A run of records
_ _ _ _

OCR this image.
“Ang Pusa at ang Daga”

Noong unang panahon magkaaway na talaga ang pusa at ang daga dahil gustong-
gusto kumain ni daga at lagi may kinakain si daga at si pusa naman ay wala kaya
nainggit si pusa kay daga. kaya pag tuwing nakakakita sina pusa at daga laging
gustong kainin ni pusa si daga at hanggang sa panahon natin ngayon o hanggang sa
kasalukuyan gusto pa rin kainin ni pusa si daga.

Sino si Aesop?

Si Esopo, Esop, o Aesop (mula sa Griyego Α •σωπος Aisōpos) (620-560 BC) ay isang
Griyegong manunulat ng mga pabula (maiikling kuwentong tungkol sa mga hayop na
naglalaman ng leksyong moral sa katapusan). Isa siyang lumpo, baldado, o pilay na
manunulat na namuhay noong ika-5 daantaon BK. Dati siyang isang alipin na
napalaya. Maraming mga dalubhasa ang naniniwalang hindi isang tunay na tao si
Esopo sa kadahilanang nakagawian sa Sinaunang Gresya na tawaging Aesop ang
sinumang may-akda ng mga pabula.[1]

_ _ _ _

== SET PROBLEM ==
Your task is to repeat every line exactly.

== THE REPLY ==
OCR this image.
“Ang Pusa at ang Daga”

Noong unang panahon magkaaway na talaga ang pusa at ang daga dahil gustong-
gusto kumain ni daga at lagi may kinakain si daga at si pusa naman ay wala kaya
nainggit si pusa kay daga. kaya pag tuwing nakakakita sina pusa at daga laging
gustong kainin ni pusa si daga at hanggang sa panahon natin ngayon o hanggang sa
kasalukuyan gusto pa rin kainin ni pusa si daga.

Sino si Aesop?

Si Esopo, Esop, o Aesop (mula sa Griyego Α •σωπος Aisōpos) (620-560 BC) ay isang
Griyegong manunulat ng mga pabula (maiikling kuwentong tungkol sa mga hayop na
naglalaman ng leksyong moral sa katapusan). Isa siyang lumpo, baldado, o pilay na
manunulat na namuhay noong ika-5 daantaon BK. Dati siyang isang alipin na
napalaya. Maraming mga dalubhasa ang naniniwalang hindi isang tunay na tao si
Esopo sa kadahilanang nakagawian sa Sinaunang Gresya na tawaging Aesop ang
sinumang may-akda ng mga pabula.[1]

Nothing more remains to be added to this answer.